• The request
Word for word, repeat the entries, minus the pictures.

• Data shown
==================================================

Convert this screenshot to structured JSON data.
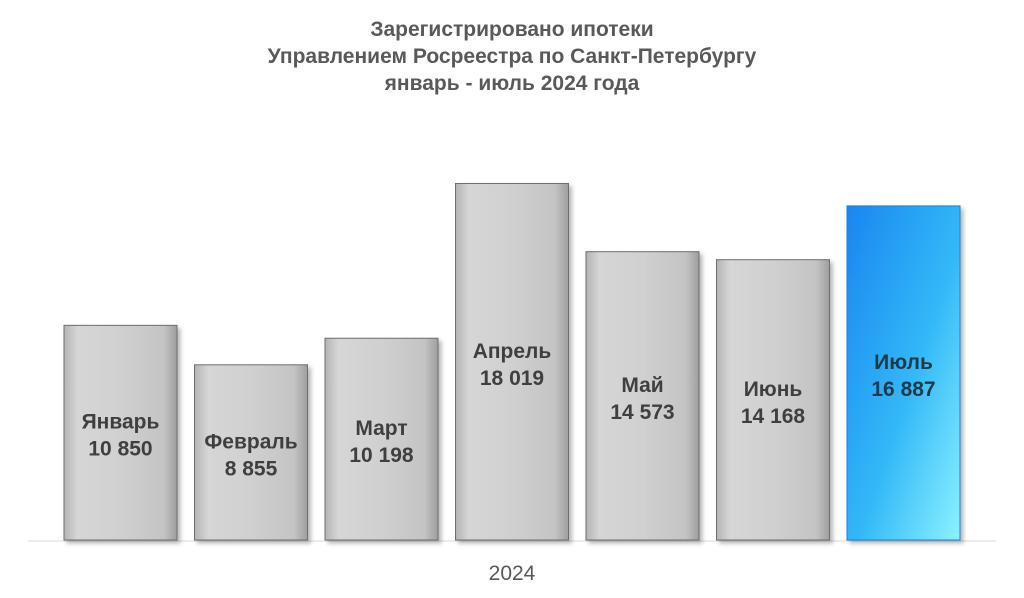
{
  "chart_data": {
    "type": "bar",
    "title": [
      "Зарегистрировано ипотеки",
      "Управлением Росреестра по Санкт-Петербургу",
      "январь - июль 2024 года"
    ],
    "xlabel": "2024",
    "ylabel": "",
    "categories": [
      "Январь",
      "Февраль",
      "Март",
      "Апрель",
      "Май",
      "Июнь",
      "Июль"
    ],
    "values": [
      10850,
      8855,
      10198,
      18019,
      14573,
      14168,
      16887
    ],
    "value_labels": [
      "10 850",
      "8 855",
      "10 198",
      "18 019",
      "14 573",
      "14 168",
      "16 887"
    ],
    "highlight_index": 6,
    "ylim": [
      0,
      18500
    ],
    "grid": false,
    "legend": "none",
    "colors": {
      "bar": "#c8c8c8",
      "bar_edge": "#6e6e6e",
      "highlight": "#1e90ff",
      "highlight_light": "#87eeff",
      "text": "#3f3f3f",
      "axis": "#d9d9d9"
    }
  }
}
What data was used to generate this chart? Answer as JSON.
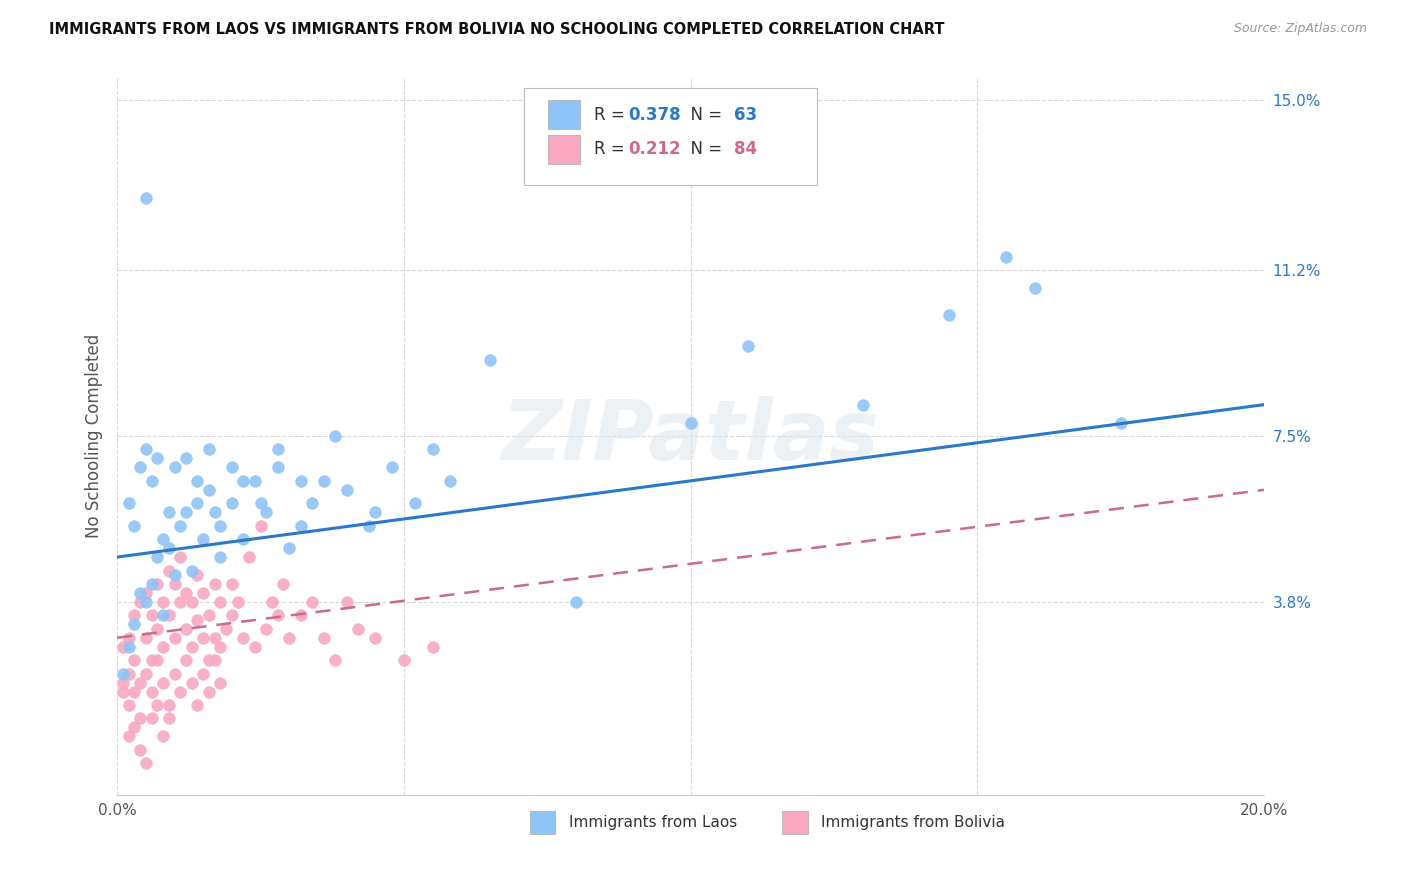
{
  "title": "IMMIGRANTS FROM LAOS VS IMMIGRANTS FROM BOLIVIA NO SCHOOLING COMPLETED CORRELATION CHART",
  "source": "Source: ZipAtlas.com",
  "ylabel": "No Schooling Completed",
  "xlim": [
    0.0,
    0.2
  ],
  "ylim": [
    -0.005,
    0.155
  ],
  "xticks": [
    0.0,
    0.05,
    0.1,
    0.15,
    0.2
  ],
  "xticklabels": [
    "0.0%",
    "",
    "",
    "",
    "20.0%"
  ],
  "ytick_positions": [
    0.038,
    0.075,
    0.112,
    0.15
  ],
  "ytick_labels": [
    "3.8%",
    "7.5%",
    "11.2%",
    "15.0%"
  ],
  "background_color": "#ffffff",
  "grid_color": "#d8d8d8",
  "watermark": "ZIPatlas",
  "laos_color": "#8ec4f8",
  "bolivia_color": "#f9a8c0",
  "laos_line_color": "#2878cc",
  "bolivia_line_color": "#d06888",
  "laos_R": 0.378,
  "laos_N": 63,
  "bolivia_R": 0.212,
  "bolivia_N": 84,
  "laos_line_x": [
    0.0,
    0.2
  ],
  "laos_line_y": [
    0.048,
    0.082
  ],
  "bolivia_line_x": [
    0.0,
    0.2
  ],
  "bolivia_line_y": [
    0.03,
    0.063
  ],
  "laos_scatter_x": [
    0.001,
    0.002,
    0.003,
    0.004,
    0.005,
    0.006,
    0.007,
    0.008,
    0.009,
    0.01,
    0.011,
    0.012,
    0.013,
    0.014,
    0.015,
    0.016,
    0.017,
    0.018,
    0.02,
    0.022,
    0.024,
    0.026,
    0.028,
    0.03,
    0.032,
    0.034,
    0.036,
    0.04,
    0.044,
    0.048,
    0.052,
    0.058,
    0.002,
    0.003,
    0.004,
    0.005,
    0.006,
    0.007,
    0.008,
    0.009,
    0.01,
    0.012,
    0.014,
    0.016,
    0.018,
    0.02,
    0.022,
    0.025,
    0.028,
    0.032,
    0.038,
    0.045,
    0.055,
    0.065,
    0.08,
    0.1,
    0.11,
    0.13,
    0.145,
    0.155,
    0.16,
    0.175,
    0.005
  ],
  "laos_scatter_y": [
    0.022,
    0.028,
    0.033,
    0.04,
    0.038,
    0.042,
    0.048,
    0.035,
    0.05,
    0.044,
    0.055,
    0.058,
    0.045,
    0.06,
    0.052,
    0.063,
    0.058,
    0.048,
    0.06,
    0.052,
    0.065,
    0.058,
    0.068,
    0.05,
    0.055,
    0.06,
    0.065,
    0.063,
    0.055,
    0.068,
    0.06,
    0.065,
    0.06,
    0.055,
    0.068,
    0.072,
    0.065,
    0.07,
    0.052,
    0.058,
    0.068,
    0.07,
    0.065,
    0.072,
    0.055,
    0.068,
    0.065,
    0.06,
    0.072,
    0.065,
    0.075,
    0.058,
    0.072,
    0.092,
    0.038,
    0.078,
    0.095,
    0.082,
    0.102,
    0.115,
    0.108,
    0.078,
    0.128
  ],
  "bolivia_scatter_x": [
    0.001,
    0.001,
    0.002,
    0.002,
    0.003,
    0.003,
    0.004,
    0.004,
    0.005,
    0.005,
    0.006,
    0.006,
    0.007,
    0.007,
    0.008,
    0.008,
    0.009,
    0.009,
    0.01,
    0.01,
    0.011,
    0.011,
    0.012,
    0.012,
    0.013,
    0.013,
    0.014,
    0.014,
    0.015,
    0.015,
    0.016,
    0.016,
    0.017,
    0.017,
    0.018,
    0.018,
    0.019,
    0.02,
    0.02,
    0.021,
    0.022,
    0.023,
    0.024,
    0.025,
    0.026,
    0.027,
    0.028,
    0.029,
    0.03,
    0.032,
    0.034,
    0.036,
    0.038,
    0.04,
    0.042,
    0.045,
    0.05,
    0.055,
    0.002,
    0.003,
    0.004,
    0.005,
    0.006,
    0.007,
    0.008,
    0.009,
    0.001,
    0.002,
    0.003,
    0.004,
    0.005,
    0.006,
    0.007,
    0.008,
    0.009,
    0.01,
    0.011,
    0.012,
    0.013,
    0.014,
    0.015,
    0.016,
    0.017,
    0.018
  ],
  "bolivia_scatter_y": [
    0.028,
    0.018,
    0.022,
    0.03,
    0.025,
    0.035,
    0.02,
    0.038,
    0.03,
    0.04,
    0.025,
    0.035,
    0.032,
    0.042,
    0.028,
    0.038,
    0.035,
    0.045,
    0.03,
    0.042,
    0.038,
    0.048,
    0.032,
    0.04,
    0.028,
    0.038,
    0.034,
    0.044,
    0.03,
    0.04,
    0.025,
    0.035,
    0.03,
    0.042,
    0.028,
    0.038,
    0.032,
    0.035,
    0.042,
    0.038,
    0.03,
    0.048,
    0.028,
    0.055,
    0.032,
    0.038,
    0.035,
    0.042,
    0.03,
    0.035,
    0.038,
    0.03,
    0.025,
    0.038,
    0.032,
    0.03,
    0.025,
    0.028,
    0.008,
    0.01,
    0.005,
    0.002,
    0.012,
    0.015,
    0.008,
    0.012,
    0.02,
    0.015,
    0.018,
    0.012,
    0.022,
    0.018,
    0.025,
    0.02,
    0.015,
    0.022,
    0.018,
    0.025,
    0.02,
    0.015,
    0.022,
    0.018,
    0.025,
    0.02
  ]
}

==================================================

• Problem solution
Convert this screenshot to structured JSON data.
{
  "chart_data": {
    "type": "bar",
    "title": [
      "Зарегистрировано ипотеки",
      "Управлением Росреестра по Санкт-Петербургу",
      "январь - июль 2024 года"
    ],
    "xlabel": "2024",
    "ylabel": "",
    "categories": [
      "Январь",
      "Февраль",
      "Март",
      "Апрель",
      "Май",
      "Июнь",
      "Июль"
    ],
    "values": [
      10850,
      8855,
      10198,
      18019,
      14573,
      14168,
      16887
    ],
    "value_labels": [
      "10 850",
      "8 855",
      "10 198",
      "18 019",
      "14 573",
      "14 168",
      "16 887"
    ],
    "highlight_index": 6,
    "ylim": [
      0,
      18500
    ],
    "grid": false,
    "legend": "none",
    "colors": {
      "bar": "#c8c8c8",
      "bar_edge": "#6e6e6e",
      "highlight": "#1e90ff",
      "highlight_light": "#87eeff",
      "text": "#3f3f3f",
      "axis": "#d9d9d9"
    }
  }
}
What data was used to generate this chart? Answer as JSON.
{
  "title": "IMMIGRANTS FROM LAOS VS IMMIGRANTS FROM BOLIVIA NO SCHOOLING COMPLETED CORRELATION CHART",
  "source": "Source: ZipAtlas.com",
  "ylabel": "No Schooling Completed",
  "xlim": [
    0.0,
    0.2
  ],
  "ylim": [
    -0.005,
    0.155
  ],
  "xticks": [
    0.0,
    0.05,
    0.1,
    0.15,
    0.2
  ],
  "xticklabels": [
    "0.0%",
    "",
    "",
    "",
    "20.0%"
  ],
  "ytick_positions": [
    0.038,
    0.075,
    0.112,
    0.15
  ],
  "ytick_labels": [
    "3.8%",
    "7.5%",
    "11.2%",
    "15.0%"
  ],
  "background_color": "#ffffff",
  "grid_color": "#d8d8d8",
  "watermark": "ZIPatlas",
  "laos_color": "#8ec4f8",
  "bolivia_color": "#f9a8c0",
  "laos_line_color": "#2878cc",
  "bolivia_line_color": "#d06888",
  "laos_R": 0.378,
  "laos_N": 63,
  "bolivia_R": 0.212,
  "bolivia_N": 84,
  "laos_line_x": [
    0.0,
    0.2
  ],
  "laos_line_y": [
    0.048,
    0.082
  ],
  "bolivia_line_x": [
    0.0,
    0.2
  ],
  "bolivia_line_y": [
    0.03,
    0.063
  ],
  "laos_scatter_x": [
    0.001,
    0.002,
    0.003,
    0.004,
    0.005,
    0.006,
    0.007,
    0.008,
    0.009,
    0.01,
    0.011,
    0.012,
    0.013,
    0.014,
    0.015,
    0.016,
    0.017,
    0.018,
    0.02,
    0.022,
    0.024,
    0.026,
    0.028,
    0.03,
    0.032,
    0.034,
    0.036,
    0.04,
    0.044,
    0.048,
    0.052,
    0.058,
    0.002,
    0.003,
    0.004,
    0.005,
    0.006,
    0.007,
    0.008,
    0.009,
    0.01,
    0.012,
    0.014,
    0.016,
    0.018,
    0.02,
    0.022,
    0.025,
    0.028,
    0.032,
    0.038,
    0.045,
    0.055,
    0.065,
    0.08,
    0.1,
    0.11,
    0.13,
    0.145,
    0.155,
    0.16,
    0.175,
    0.005
  ],
  "laos_scatter_y": [
    0.022,
    0.028,
    0.033,
    0.04,
    0.038,
    0.042,
    0.048,
    0.035,
    0.05,
    0.044,
    0.055,
    0.058,
    0.045,
    0.06,
    0.052,
    0.063,
    0.058,
    0.048,
    0.06,
    0.052,
    0.065,
    0.058,
    0.068,
    0.05,
    0.055,
    0.06,
    0.065,
    0.063,
    0.055,
    0.068,
    0.06,
    0.065,
    0.06,
    0.055,
    0.068,
    0.072,
    0.065,
    0.07,
    0.052,
    0.058,
    0.068,
    0.07,
    0.065,
    0.072,
    0.055,
    0.068,
    0.065,
    0.06,
    0.072,
    0.065,
    0.075,
    0.058,
    0.072,
    0.092,
    0.038,
    0.078,
    0.095,
    0.082,
    0.102,
    0.115,
    0.108,
    0.078,
    0.128
  ],
  "bolivia_scatter_x": [
    0.001,
    0.001,
    0.002,
    0.002,
    0.003,
    0.003,
    0.004,
    0.004,
    0.005,
    0.005,
    0.006,
    0.006,
    0.007,
    0.007,
    0.008,
    0.008,
    0.009,
    0.009,
    0.01,
    0.01,
    0.011,
    0.011,
    0.012,
    0.012,
    0.013,
    0.013,
    0.014,
    0.014,
    0.015,
    0.015,
    0.016,
    0.016,
    0.017,
    0.017,
    0.018,
    0.018,
    0.019,
    0.02,
    0.02,
    0.021,
    0.022,
    0.023,
    0.024,
    0.025,
    0.026,
    0.027,
    0.028,
    0.029,
    0.03,
    0.032,
    0.034,
    0.036,
    0.038,
    0.04,
    0.042,
    0.045,
    0.05,
    0.055,
    0.002,
    0.003,
    0.004,
    0.005,
    0.006,
    0.007,
    0.008,
    0.009,
    0.001,
    0.002,
    0.003,
    0.004,
    0.005,
    0.006,
    0.007,
    0.008,
    0.009,
    0.01,
    0.011,
    0.012,
    0.013,
    0.014,
    0.015,
    0.016,
    0.017,
    0.018
  ],
  "bolivia_scatter_y": [
    0.028,
    0.018,
    0.022,
    0.03,
    0.025,
    0.035,
    0.02,
    0.038,
    0.03,
    0.04,
    0.025,
    0.035,
    0.032,
    0.042,
    0.028,
    0.038,
    0.035,
    0.045,
    0.03,
    0.042,
    0.038,
    0.048,
    0.032,
    0.04,
    0.028,
    0.038,
    0.034,
    0.044,
    0.03,
    0.04,
    0.025,
    0.035,
    0.03,
    0.042,
    0.028,
    0.038,
    0.032,
    0.035,
    0.042,
    0.038,
    0.03,
    0.048,
    0.028,
    0.055,
    0.032,
    0.038,
    0.035,
    0.042,
    0.03,
    0.035,
    0.038,
    0.03,
    0.025,
    0.038,
    0.032,
    0.03,
    0.025,
    0.028,
    0.008,
    0.01,
    0.005,
    0.002,
    0.012,
    0.015,
    0.008,
    0.012,
    0.02,
    0.015,
    0.018,
    0.012,
    0.022,
    0.018,
    0.025,
    0.02,
    0.015,
    0.022,
    0.018,
    0.025,
    0.02,
    0.015,
    0.022,
    0.018,
    0.025,
    0.02
  ]
}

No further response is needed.